Look through the lines below and extract each one that contains "structured".

─── Records provided ───

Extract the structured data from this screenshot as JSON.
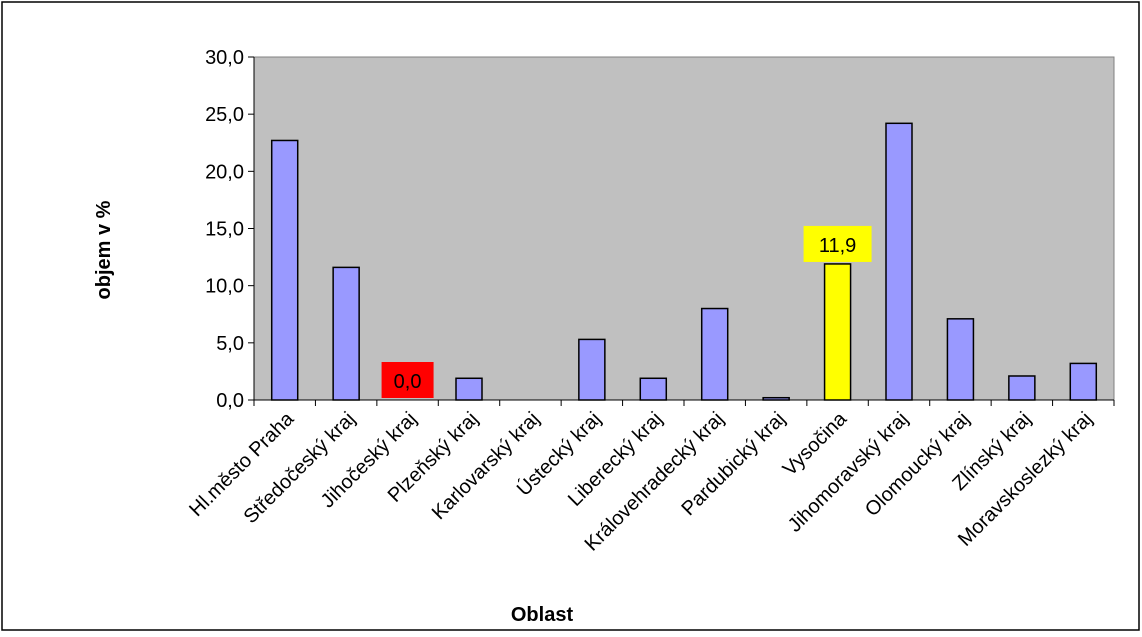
{
  "chart_data": {
    "type": "bar",
    "title": "",
    "xlabel": "Oblast",
    "ylabel": "objem v %",
    "ylim": [
      0,
      30
    ],
    "yticks": [
      "0,0",
      "5,0",
      "10,0",
      "15,0",
      "20,0",
      "25,0",
      "30,0"
    ],
    "ytick_values": [
      0,
      5,
      10,
      15,
      20,
      25,
      30
    ],
    "grid": false,
    "legend": "none",
    "categories": [
      "Hl.město Praha",
      "Středočeský kraj",
      "Jihočeský kraj",
      "Plzeňský kraj",
      "Karlovarský kraj",
      "Ústecký kraj",
      "Liberecký kraj",
      "Královehradecký kraj",
      "Pardubický kraj",
      "Vysočina",
      "Jihomoravský kraj",
      "Olomoucký kraj",
      "Zlínský kraj",
      "Moravskoslezký kraj"
    ],
    "values": [
      22.7,
      11.6,
      0.0,
      1.9,
      0.0,
      5.3,
      1.9,
      8.0,
      0.2,
      11.9,
      24.2,
      7.1,
      2.1,
      3.2
    ],
    "highlighted": [
      2,
      9
    ],
    "data_labels": [
      {
        "index": 2,
        "text": "0,0",
        "background": "#ff0000"
      },
      {
        "index": 9,
        "text": "11,9",
        "background": "#ffff00"
      }
    ],
    "colors": {
      "plot_background": "#c0c0c0",
      "bar_default": "#9999ff",
      "bar_highlight": "#ffff00",
      "bar_stroke": "#000000"
    }
  }
}
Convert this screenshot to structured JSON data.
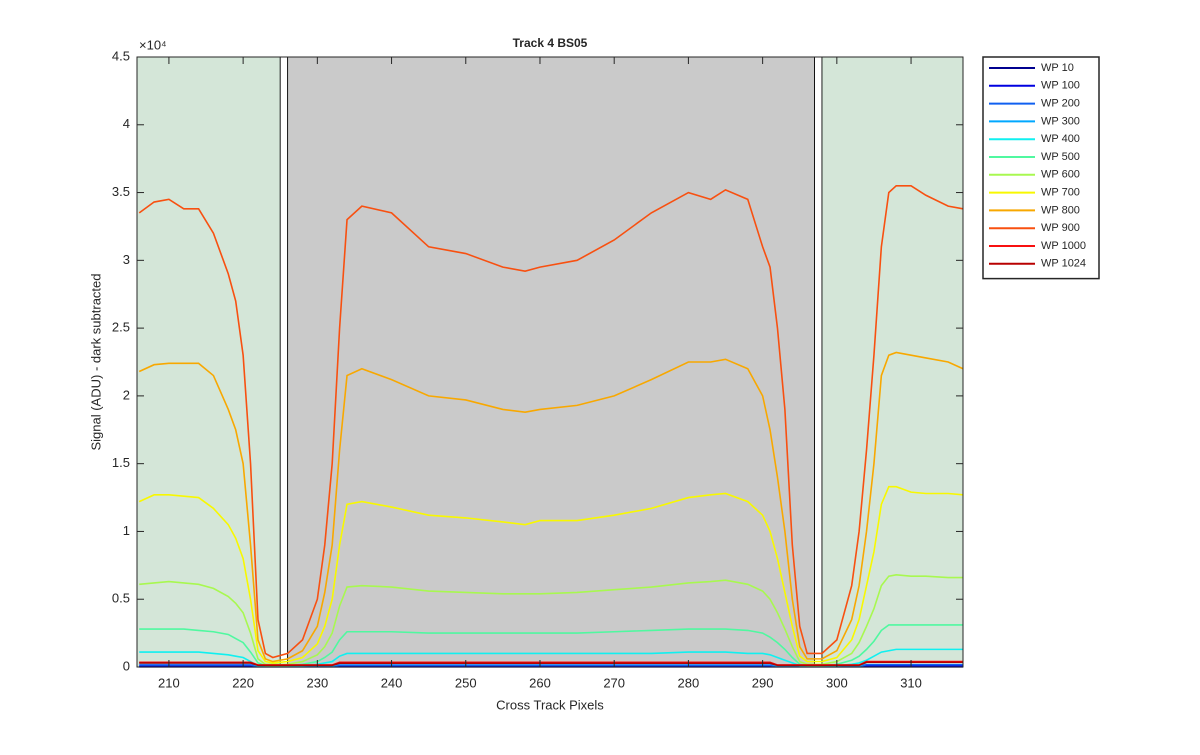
{
  "chart_data": {
    "type": "line",
    "title": "Track 4  BS05",
    "xlabel": "Cross Track Pixels",
    "ylabel": "Signal (ADU) - dark subtracted",
    "y_exponent_label": "×10⁴",
    "xlim": [
      205.7,
      317
    ],
    "ylim": [
      0,
      4.5
    ],
    "xticks": [
      210,
      220,
      230,
      240,
      250,
      260,
      270,
      280,
      290,
      300,
      310
    ],
    "yticks": [
      0,
      0.5,
      1,
      1.5,
      2,
      2.5,
      3,
      3.5,
      4,
      4.5
    ],
    "legend": "northeastoutside",
    "regions": [
      {
        "x0": 205.7,
        "x1": 225,
        "color": "#d4e6d8"
      },
      {
        "x0": 225,
        "x1": 226,
        "color": "#ffffff"
      },
      {
        "x0": 226,
        "x1": 297,
        "color": "#cacaca"
      },
      {
        "x0": 297,
        "x1": 298,
        "color": "#ffffff"
      },
      {
        "x0": 298,
        "x1": 317,
        "color": "#d4e6d8"
      }
    ],
    "x": [
      206,
      208,
      210,
      212,
      214,
      216,
      218,
      219,
      220,
      221,
      222,
      223,
      224,
      226,
      228,
      230,
      231,
      232,
      233,
      234,
      236,
      240,
      245,
      250,
      255,
      258,
      260,
      265,
      270,
      275,
      280,
      283,
      285,
      288,
      290,
      291,
      292,
      293,
      294,
      295,
      296,
      298,
      300,
      302,
      303,
      304,
      305,
      306,
      307,
      308,
      310,
      312,
      315,
      317
    ],
    "series": [
      {
        "name": "WP 10",
        "color": "#00008f",
        "values": [
          0.001,
          0.001,
          0.001,
          0.001,
          0.001,
          0.001,
          0.001,
          0.001,
          0.001,
          0.001,
          0.001,
          0.001,
          0.001,
          0.001,
          0.001,
          0.001,
          0.001,
          0.001,
          0.001,
          0.001,
          0.001,
          0.001,
          0.001,
          0.001,
          0.001,
          0.001,
          0.001,
          0.001,
          0.001,
          0.001,
          0.001,
          0.001,
          0.001,
          0.001,
          0.001,
          0.001,
          0.001,
          0.001,
          0.001,
          0.001,
          0.001,
          0.001,
          0.001,
          0.001,
          0.001,
          0.001,
          0.001,
          0.001,
          0.001,
          0.001,
          0.001,
          0.001,
          0.001,
          0.001
        ]
      },
      {
        "name": "WP 100",
        "color": "#0000e0",
        "values": [
          0.006,
          0.006,
          0.006,
          0.006,
          0.006,
          0.006,
          0.006,
          0.006,
          0.006,
          0.006,
          0.002,
          0.002,
          0.002,
          0.002,
          0.002,
          0.002,
          0.002,
          0.002,
          0.005,
          0.005,
          0.005,
          0.005,
          0.005,
          0.005,
          0.005,
          0.005,
          0.005,
          0.005,
          0.005,
          0.005,
          0.005,
          0.005,
          0.005,
          0.005,
          0.005,
          0.005,
          0.002,
          0.002,
          0.002,
          0.002,
          0.002,
          0.002,
          0.002,
          0.002,
          0.002,
          0.007,
          0.007,
          0.007,
          0.007,
          0.007,
          0.007,
          0.007,
          0.007,
          0.007
        ]
      },
      {
        "name": "WP 200",
        "color": "#1060f0",
        "values": [
          0.015,
          0.015,
          0.015,
          0.015,
          0.015,
          0.015,
          0.015,
          0.015,
          0.015,
          0.015,
          0.003,
          0.003,
          0.003,
          0.003,
          0.003,
          0.003,
          0.003,
          0.003,
          0.012,
          0.012,
          0.012,
          0.012,
          0.012,
          0.012,
          0.012,
          0.012,
          0.012,
          0.012,
          0.012,
          0.012,
          0.012,
          0.012,
          0.012,
          0.012,
          0.012,
          0.012,
          0.003,
          0.003,
          0.003,
          0.003,
          0.003,
          0.003,
          0.003,
          0.003,
          0.003,
          0.017,
          0.017,
          0.017,
          0.017,
          0.017,
          0.017,
          0.017,
          0.017,
          0.017
        ]
      },
      {
        "name": "WP 300",
        "color": "#00a8ff",
        "values": [
          0.03,
          0.03,
          0.03,
          0.03,
          0.03,
          0.03,
          0.03,
          0.03,
          0.03,
          0.03,
          0.005,
          0.005,
          0.005,
          0.005,
          0.005,
          0.005,
          0.005,
          0.005,
          0.025,
          0.025,
          0.025,
          0.025,
          0.025,
          0.025,
          0.025,
          0.025,
          0.025,
          0.025,
          0.025,
          0.025,
          0.025,
          0.025,
          0.025,
          0.025,
          0.025,
          0.025,
          0.005,
          0.005,
          0.005,
          0.005,
          0.005,
          0.005,
          0.005,
          0.005,
          0.005,
          0.035,
          0.035,
          0.035,
          0.035,
          0.035,
          0.035,
          0.035,
          0.035,
          0.035
        ]
      },
      {
        "name": "WP 400",
        "color": "#10f0f0",
        "values": [
          0.11,
          0.11,
          0.11,
          0.11,
          0.11,
          0.1,
          0.09,
          0.08,
          0.07,
          0.04,
          0.01,
          0.01,
          0.01,
          0.01,
          0.01,
          0.02,
          0.03,
          0.04,
          0.08,
          0.1,
          0.1,
          0.1,
          0.1,
          0.1,
          0.1,
          0.1,
          0.1,
          0.1,
          0.1,
          0.1,
          0.11,
          0.11,
          0.11,
          0.1,
          0.1,
          0.09,
          0.07,
          0.05,
          0.03,
          0.01,
          0.01,
          0.01,
          0.01,
          0.02,
          0.03,
          0.05,
          0.08,
          0.11,
          0.12,
          0.13,
          0.13,
          0.13,
          0.13,
          0.13
        ]
      },
      {
        "name": "WP 500",
        "color": "#50f8a0",
        "values": [
          0.28,
          0.28,
          0.28,
          0.28,
          0.27,
          0.26,
          0.24,
          0.21,
          0.18,
          0.11,
          0.03,
          0.01,
          0.01,
          0.01,
          0.02,
          0.04,
          0.07,
          0.11,
          0.2,
          0.26,
          0.26,
          0.26,
          0.25,
          0.25,
          0.25,
          0.25,
          0.25,
          0.25,
          0.26,
          0.27,
          0.28,
          0.28,
          0.28,
          0.27,
          0.25,
          0.22,
          0.18,
          0.13,
          0.07,
          0.02,
          0.01,
          0.01,
          0.02,
          0.05,
          0.08,
          0.13,
          0.19,
          0.27,
          0.31,
          0.31,
          0.31,
          0.31,
          0.31,
          0.31
        ]
      },
      {
        "name": "WP 600",
        "color": "#a8f850",
        "values": [
          0.61,
          0.62,
          0.63,
          0.62,
          0.61,
          0.58,
          0.52,
          0.47,
          0.4,
          0.25,
          0.06,
          0.02,
          0.02,
          0.02,
          0.04,
          0.09,
          0.15,
          0.25,
          0.45,
          0.59,
          0.6,
          0.59,
          0.56,
          0.55,
          0.54,
          0.54,
          0.54,
          0.55,
          0.57,
          0.59,
          0.62,
          0.63,
          0.64,
          0.61,
          0.56,
          0.5,
          0.4,
          0.28,
          0.15,
          0.04,
          0.02,
          0.02,
          0.04,
          0.1,
          0.18,
          0.3,
          0.43,
          0.6,
          0.67,
          0.68,
          0.67,
          0.67,
          0.66,
          0.66
        ]
      },
      {
        "name": "WP 700",
        "color": "#f8f800",
        "values": [
          1.22,
          1.27,
          1.27,
          1.26,
          1.25,
          1.17,
          1.05,
          0.95,
          0.8,
          0.5,
          0.12,
          0.04,
          0.03,
          0.04,
          0.07,
          0.17,
          0.3,
          0.5,
          0.9,
          1.2,
          1.22,
          1.18,
          1.12,
          1.1,
          1.07,
          1.05,
          1.08,
          1.08,
          1.12,
          1.17,
          1.25,
          1.27,
          1.28,
          1.22,
          1.12,
          1.0,
          0.8,
          0.55,
          0.3,
          0.08,
          0.04,
          0.04,
          0.07,
          0.2,
          0.35,
          0.6,
          0.85,
          1.2,
          1.33,
          1.33,
          1.29,
          1.28,
          1.28,
          1.27
        ]
      },
      {
        "name": "WP 800",
        "color": "#f8a800",
        "values": [
          2.18,
          2.23,
          2.24,
          2.24,
          2.24,
          2.15,
          1.9,
          1.75,
          1.5,
          0.9,
          0.2,
          0.06,
          0.04,
          0.06,
          0.12,
          0.3,
          0.55,
          0.9,
          1.6,
          2.15,
          2.2,
          2.12,
          2.0,
          1.97,
          1.9,
          1.88,
          1.9,
          1.93,
          2.0,
          2.12,
          2.25,
          2.25,
          2.27,
          2.2,
          2.0,
          1.75,
          1.4,
          1.0,
          0.5,
          0.15,
          0.06,
          0.06,
          0.12,
          0.35,
          0.6,
          1.0,
          1.5,
          2.15,
          2.3,
          2.32,
          2.3,
          2.28,
          2.25,
          2.2
        ]
      },
      {
        "name": "WP 900",
        "color": "#f85010",
        "values": [
          3.35,
          3.43,
          3.45,
          3.38,
          3.38,
          3.2,
          2.9,
          2.7,
          2.3,
          1.5,
          0.35,
          0.1,
          0.07,
          0.1,
          0.2,
          0.5,
          0.9,
          1.5,
          2.5,
          3.3,
          3.4,
          3.35,
          3.1,
          3.05,
          2.95,
          2.92,
          2.95,
          3.0,
          3.15,
          3.35,
          3.5,
          3.45,
          3.52,
          3.45,
          3.1,
          2.95,
          2.5,
          1.9,
          0.9,
          0.3,
          0.1,
          0.1,
          0.2,
          0.6,
          1.0,
          1.6,
          2.3,
          3.1,
          3.5,
          3.55,
          3.55,
          3.48,
          3.4,
          3.38
        ]
      },
      {
        "name": "WP 1000",
        "color": "#f81010",
        "values": [
          0.035,
          0.035,
          0.035,
          0.035,
          0.035,
          0.035,
          0.035,
          0.035,
          0.035,
          0.035,
          0.015,
          0.015,
          0.015,
          0.015,
          0.015,
          0.015,
          0.015,
          0.015,
          0.035,
          0.035,
          0.035,
          0.035,
          0.035,
          0.035,
          0.035,
          0.035,
          0.035,
          0.035,
          0.035,
          0.035,
          0.035,
          0.035,
          0.035,
          0.035,
          0.035,
          0.035,
          0.015,
          0.015,
          0.015,
          0.015,
          0.015,
          0.015,
          0.015,
          0.015,
          0.015,
          0.04,
          0.04,
          0.04,
          0.04,
          0.04,
          0.04,
          0.04,
          0.04,
          0.04
        ]
      },
      {
        "name": "WP 1024",
        "color": "#b80000",
        "values": [
          0.03,
          0.03,
          0.03,
          0.03,
          0.03,
          0.03,
          0.03,
          0.03,
          0.03,
          0.03,
          0.012,
          0.012,
          0.012,
          0.012,
          0.012,
          0.012,
          0.012,
          0.012,
          0.028,
          0.028,
          0.028,
          0.028,
          0.028,
          0.028,
          0.028,
          0.028,
          0.028,
          0.028,
          0.028,
          0.028,
          0.028,
          0.028,
          0.028,
          0.028,
          0.028,
          0.028,
          0.012,
          0.012,
          0.012,
          0.012,
          0.012,
          0.012,
          0.012,
          0.012,
          0.012,
          0.035,
          0.035,
          0.035,
          0.035,
          0.035,
          0.035,
          0.035,
          0.035,
          0.035
        ]
      }
    ]
  }
}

───

◆ Solution to the problem
Extract the structured data from this screenshot as JSON.
Convert this screenshot to structured JSON data.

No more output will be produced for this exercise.